--- start Available data ---

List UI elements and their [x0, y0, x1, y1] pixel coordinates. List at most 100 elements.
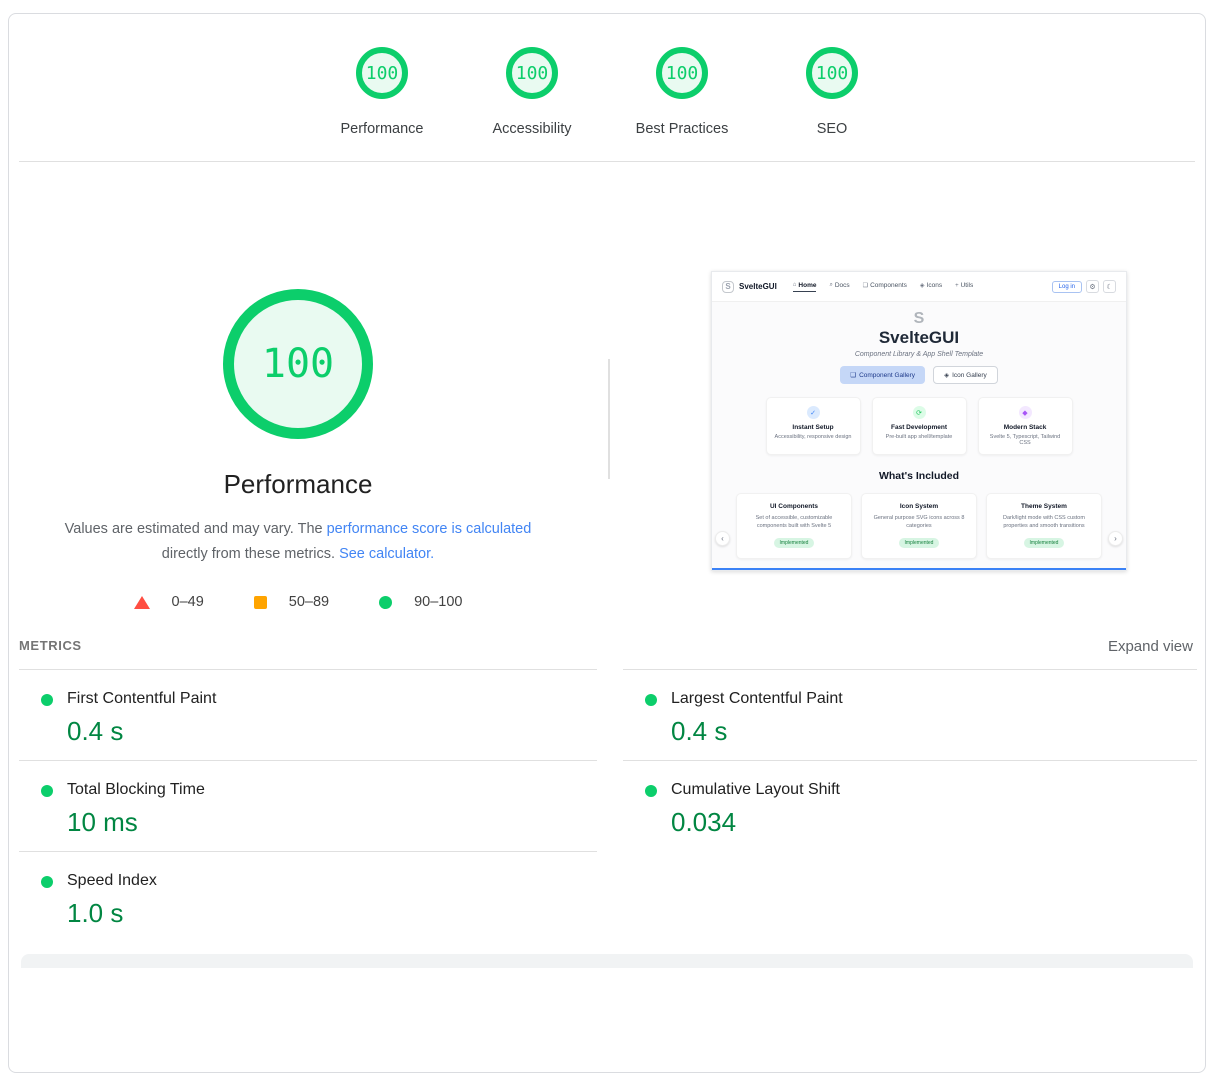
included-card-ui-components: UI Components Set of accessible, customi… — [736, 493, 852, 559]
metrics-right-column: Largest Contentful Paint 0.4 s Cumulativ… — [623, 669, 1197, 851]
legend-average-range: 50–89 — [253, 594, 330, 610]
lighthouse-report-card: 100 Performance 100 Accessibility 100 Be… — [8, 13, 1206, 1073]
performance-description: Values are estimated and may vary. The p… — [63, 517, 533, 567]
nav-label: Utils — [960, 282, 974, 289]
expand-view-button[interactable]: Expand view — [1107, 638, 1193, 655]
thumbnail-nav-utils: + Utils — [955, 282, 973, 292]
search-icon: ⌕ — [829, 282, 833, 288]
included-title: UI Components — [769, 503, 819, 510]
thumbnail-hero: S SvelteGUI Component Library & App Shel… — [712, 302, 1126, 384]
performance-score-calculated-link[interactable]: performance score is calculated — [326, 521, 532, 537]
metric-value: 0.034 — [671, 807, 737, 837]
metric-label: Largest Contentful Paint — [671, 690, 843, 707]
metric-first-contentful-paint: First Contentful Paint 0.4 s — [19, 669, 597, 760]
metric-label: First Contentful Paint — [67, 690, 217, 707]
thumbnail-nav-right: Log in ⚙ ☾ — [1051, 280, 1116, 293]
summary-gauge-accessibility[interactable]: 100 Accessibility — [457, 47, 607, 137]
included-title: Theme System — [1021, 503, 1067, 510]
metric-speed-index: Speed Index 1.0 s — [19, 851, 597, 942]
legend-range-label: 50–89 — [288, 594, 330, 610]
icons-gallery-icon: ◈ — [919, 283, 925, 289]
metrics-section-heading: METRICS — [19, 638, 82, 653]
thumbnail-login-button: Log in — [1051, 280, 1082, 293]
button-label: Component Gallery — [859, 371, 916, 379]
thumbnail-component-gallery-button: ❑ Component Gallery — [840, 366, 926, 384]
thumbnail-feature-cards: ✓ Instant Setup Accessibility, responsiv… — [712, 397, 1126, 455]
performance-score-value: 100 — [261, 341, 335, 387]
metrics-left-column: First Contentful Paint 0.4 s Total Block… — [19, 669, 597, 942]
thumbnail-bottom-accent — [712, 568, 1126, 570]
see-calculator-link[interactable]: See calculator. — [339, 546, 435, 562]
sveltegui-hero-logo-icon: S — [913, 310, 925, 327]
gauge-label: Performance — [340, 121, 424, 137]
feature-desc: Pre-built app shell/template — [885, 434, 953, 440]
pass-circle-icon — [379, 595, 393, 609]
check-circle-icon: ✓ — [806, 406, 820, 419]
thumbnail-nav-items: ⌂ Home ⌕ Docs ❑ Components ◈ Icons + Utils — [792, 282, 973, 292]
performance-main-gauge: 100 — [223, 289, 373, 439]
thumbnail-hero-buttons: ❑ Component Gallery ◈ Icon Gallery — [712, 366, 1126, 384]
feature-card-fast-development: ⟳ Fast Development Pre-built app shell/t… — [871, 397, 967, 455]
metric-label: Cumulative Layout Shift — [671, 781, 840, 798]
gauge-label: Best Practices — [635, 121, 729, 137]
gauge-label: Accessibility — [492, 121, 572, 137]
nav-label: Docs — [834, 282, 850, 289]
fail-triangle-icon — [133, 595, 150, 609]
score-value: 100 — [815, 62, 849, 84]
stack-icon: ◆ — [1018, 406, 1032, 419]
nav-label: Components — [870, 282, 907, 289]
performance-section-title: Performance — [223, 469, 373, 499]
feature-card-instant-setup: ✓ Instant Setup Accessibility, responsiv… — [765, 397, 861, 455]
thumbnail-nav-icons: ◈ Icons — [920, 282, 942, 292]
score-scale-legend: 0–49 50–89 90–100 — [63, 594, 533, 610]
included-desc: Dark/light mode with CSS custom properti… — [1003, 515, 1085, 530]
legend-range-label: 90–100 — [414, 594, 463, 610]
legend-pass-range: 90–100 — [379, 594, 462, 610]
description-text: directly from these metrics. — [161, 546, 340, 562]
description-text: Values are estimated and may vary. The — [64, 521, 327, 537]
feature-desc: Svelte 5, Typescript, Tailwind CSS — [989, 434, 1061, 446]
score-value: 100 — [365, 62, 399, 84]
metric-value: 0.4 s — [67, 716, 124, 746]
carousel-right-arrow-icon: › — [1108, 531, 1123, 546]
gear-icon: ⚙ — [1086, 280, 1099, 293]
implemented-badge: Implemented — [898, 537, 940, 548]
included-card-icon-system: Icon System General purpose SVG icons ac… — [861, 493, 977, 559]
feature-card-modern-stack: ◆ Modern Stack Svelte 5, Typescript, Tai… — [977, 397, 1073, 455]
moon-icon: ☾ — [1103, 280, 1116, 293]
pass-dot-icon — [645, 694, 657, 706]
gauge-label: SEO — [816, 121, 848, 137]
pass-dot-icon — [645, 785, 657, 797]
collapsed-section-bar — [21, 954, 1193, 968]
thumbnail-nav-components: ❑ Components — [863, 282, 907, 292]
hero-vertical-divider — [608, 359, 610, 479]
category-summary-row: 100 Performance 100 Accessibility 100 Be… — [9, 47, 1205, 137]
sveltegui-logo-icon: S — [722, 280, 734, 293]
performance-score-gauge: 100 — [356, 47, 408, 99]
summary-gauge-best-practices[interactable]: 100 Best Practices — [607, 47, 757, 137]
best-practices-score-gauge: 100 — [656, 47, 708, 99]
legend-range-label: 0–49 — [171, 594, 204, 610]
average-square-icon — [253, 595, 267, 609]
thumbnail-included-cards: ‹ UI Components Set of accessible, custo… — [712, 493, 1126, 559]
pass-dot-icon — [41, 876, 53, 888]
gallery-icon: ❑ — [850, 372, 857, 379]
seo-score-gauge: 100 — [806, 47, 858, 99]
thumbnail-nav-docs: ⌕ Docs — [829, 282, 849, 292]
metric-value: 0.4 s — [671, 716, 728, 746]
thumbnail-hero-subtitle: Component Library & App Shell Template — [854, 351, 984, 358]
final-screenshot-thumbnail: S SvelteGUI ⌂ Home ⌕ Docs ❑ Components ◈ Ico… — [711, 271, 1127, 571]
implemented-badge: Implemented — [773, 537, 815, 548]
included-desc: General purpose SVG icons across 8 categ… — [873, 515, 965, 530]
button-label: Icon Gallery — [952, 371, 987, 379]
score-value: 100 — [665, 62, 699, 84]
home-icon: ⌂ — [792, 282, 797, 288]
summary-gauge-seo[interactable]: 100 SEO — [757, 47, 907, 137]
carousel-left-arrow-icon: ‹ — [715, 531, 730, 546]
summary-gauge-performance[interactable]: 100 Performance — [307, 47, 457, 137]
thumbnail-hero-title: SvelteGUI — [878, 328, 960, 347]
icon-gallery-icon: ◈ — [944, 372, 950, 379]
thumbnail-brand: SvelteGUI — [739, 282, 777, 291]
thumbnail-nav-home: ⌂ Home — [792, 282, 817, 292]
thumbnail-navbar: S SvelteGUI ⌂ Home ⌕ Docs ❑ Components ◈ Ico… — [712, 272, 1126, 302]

--- end Available data ---

### Objective
Please update the rows above by replacing "Component Gallery" with "Widget Gallery" and keeping everything else the same. Leave the pictures out.

### Full answer
List UI elements and their [x0, y0, x1, y1] pixel coordinates. List at most 100 elements.
included-card-ui-components: UI Components Set of accessible, customi… — [736, 493, 852, 559]
metrics-right-column: Largest Contentful Paint 0.4 s Cumulativ… — [623, 669, 1197, 851]
legend-average-range: 50–89 — [253, 594, 330, 610]
lighthouse-report-card: 100 Performance 100 Accessibility 100 Be… — [8, 13, 1206, 1073]
performance-description: Values are estimated and may vary. The p… — [63, 517, 533, 567]
nav-label: Utils — [960, 282, 974, 289]
expand-view-button[interactable]: Expand view — [1107, 638, 1193, 655]
thumbnail-nav-utils: + Utils — [955, 282, 973, 292]
search-icon: ⌕ — [829, 282, 833, 288]
included-title: UI Components — [769, 503, 819, 510]
thumbnail-hero: S SvelteGUI Component Library & App Shel… — [712, 302, 1126, 384]
performance-score-calculated-link[interactable]: performance score is calculated — [326, 521, 532, 537]
metric-value: 0.034 — [671, 807, 737, 837]
metric-label: Largest Contentful Paint — [671, 690, 843, 707]
metric-first-contentful-paint: First Contentful Paint 0.4 s — [19, 669, 597, 760]
metric-label: First Contentful Paint — [67, 690, 217, 707]
thumbnail-nav-right: Log in ⚙ ☾ — [1051, 280, 1116, 293]
summary-gauge-accessibility[interactable]: 100 Accessibility — [457, 47, 607, 137]
included-title: Theme System — [1021, 503, 1067, 510]
metric-speed-index: Speed Index 1.0 s — [19, 851, 597, 942]
legend-range-label: 50–89 — [288, 594, 330, 610]
icons-gallery-icon: ◈ — [919, 283, 925, 289]
metrics-section-heading: METRICS — [19, 638, 82, 653]
thumbnail-login-button: Log in — [1051, 280, 1082, 293]
button-label: Widget Gallery — [859, 371, 916, 379]
thumbnail-component-gallery-button: ❑ Widget Gallery — [840, 366, 926, 384]
thumbnail-feature-cards: ✓ Instant Setup Accessibility, responsiv… — [712, 397, 1126, 455]
performance-score-value: 100 — [261, 341, 335, 387]
metrics-left-column: First Contentful Paint 0.4 s Total Block… — [19, 669, 597, 942]
thumbnail-bottom-accent — [712, 568, 1126, 570]
see-calculator-link[interactable]: See calculator. — [339, 546, 435, 562]
sveltegui-hero-logo-icon: S — [913, 310, 925, 327]
gauge-label: Performance — [340, 121, 424, 137]
feature-desc: Pre-built app shell/template — [885, 434, 953, 440]
pass-circle-icon — [379, 595, 393, 609]
check-circle-icon: ✓ — [806, 406, 820, 419]
thumbnail-nav-items: ⌂ Home ⌕ Docs ❑ Components ◈ Icons + Utils — [792, 282, 973, 292]
performance-main-gauge: 100 — [223, 289, 373, 439]
thumbnail-hero-buttons: ❑ Widget Gallery ◈ Icon Gallery — [712, 366, 1126, 384]
feature-card-fast-development: ⟳ Fast Development Pre-built app shell/t… — [871, 397, 967, 455]
metric-label: Cumulative Layout Shift — [671, 781, 840, 798]
gauge-label: Best Practices — [635, 121, 729, 137]
gauge-label: Accessibility — [492, 121, 572, 137]
nav-label: Docs — [834, 282, 850, 289]
fail-triangle-icon — [133, 595, 150, 609]
score-value: 100 — [815, 62, 849, 84]
stack-icon: ◆ — [1018, 406, 1032, 419]
nav-label: Components — [870, 282, 907, 289]
performance-section-title: Performance — [223, 469, 373, 499]
feature-card-instant-setup: ✓ Instant Setup Accessibility, responsiv… — [765, 397, 861, 455]
thumbnail-nav-icons: ◈ Icons — [920, 282, 942, 292]
score-scale-legend: 0–49 50–89 90–100 — [63, 594, 533, 610]
included-desc: Dark/light mode with CSS custom properti… — [1003, 515, 1085, 530]
legend-range-label: 90–100 — [414, 594, 463, 610]
legend-pass-range: 90–100 — [379, 594, 462, 610]
description-text: directly from these metrics. — [161, 546, 340, 562]
description-text: Values are estimated and may vary. The — [64, 521, 327, 537]
feature-desc: Svelte 5, Typescript, Tailwind CSS — [989, 434, 1061, 446]
score-value: 100 — [365, 62, 399, 84]
metric-value: 0.4 s — [67, 716, 124, 746]
carousel-right-arrow-icon: › — [1108, 531, 1123, 546]
gear-icon: ⚙ — [1086, 280, 1099, 293]
implemented-badge: Implemented — [898, 537, 940, 548]
included-card-icon-system: Icon System General purpose SVG icons ac… — [861, 493, 977, 559]
feature-card-modern-stack: ◆ Modern Stack Svelte 5, Typescript, Tai… — [977, 397, 1073, 455]
moon-icon: ☾ — [1103, 280, 1116, 293]
pass-dot-icon — [645, 694, 657, 706]
gauge-label: SEO — [816, 121, 848, 137]
pass-dot-icon — [645, 785, 657, 797]
collapsed-section-bar — [21, 954, 1193, 968]
thumbnail-nav-components: ❑ Components — [863, 282, 907, 292]
hero-vertical-divider — [608, 359, 610, 479]
category-summary-row: 100 Performance 100 Accessibility 100 Be… — [9, 47, 1205, 137]
sveltegui-logo-icon: S — [722, 280, 734, 293]
performance-score-gauge: 100 — [356, 47, 408, 99]
summary-gauge-best-practices[interactable]: 100 Best Practices — [607, 47, 757, 137]
best-practices-score-gauge: 100 — [656, 47, 708, 99]
legend-range-label: 0–49 — [171, 594, 204, 610]
average-square-icon — [253, 595, 267, 609]
thumbnail-included-cards: ‹ UI Components Set of accessible, custo… — [712, 493, 1126, 559]
pass-dot-icon — [41, 876, 53, 888]
gallery-icon: ❑ — [850, 372, 857, 379]
seo-score-gauge: 100 — [806, 47, 858, 99]
thumbnail-nav-docs: ⌕ Docs — [829, 282, 849, 292]
metric-value: 0.4 s — [671, 716, 728, 746]
thumbnail-hero-subtitle: Component Library & App Shell Template — [854, 351, 984, 358]
final-screenshot-thumbnail: S SvelteGUI ⌂ Home ⌕ Docs ❑ Components ◈ Ico… — [711, 271, 1127, 571]
implemented-badge: Implemented — [773, 537, 815, 548]
included-desc: General purpose SVG icons across 8 categ… — [873, 515, 965, 530]
button-label: Icon Gallery — [952, 371, 987, 379]
score-value: 100 — [665, 62, 699, 84]
home-icon: ⌂ — [792, 282, 797, 288]
summary-gauge-seo[interactable]: 100 SEO — [757, 47, 907, 137]
carousel-left-arrow-icon: ‹ — [715, 531, 730, 546]
summary-gauge-performance[interactable]: 100 Performance — [307, 47, 457, 137]
thumbnail-hero-title: SvelteGUI — [878, 328, 960, 347]
icon-gallery-icon: ◈ — [944, 372, 950, 379]
thumbnail-brand: SvelteGUI — [739, 282, 777, 291]
thumbnail-nav-home: ⌂ Home — [792, 282, 817, 292]
thumbnail-navbar: S SvelteGUI ⌂ Home ⌕ Docs ❑ Components ◈ Ico… — [712, 272, 1126, 302]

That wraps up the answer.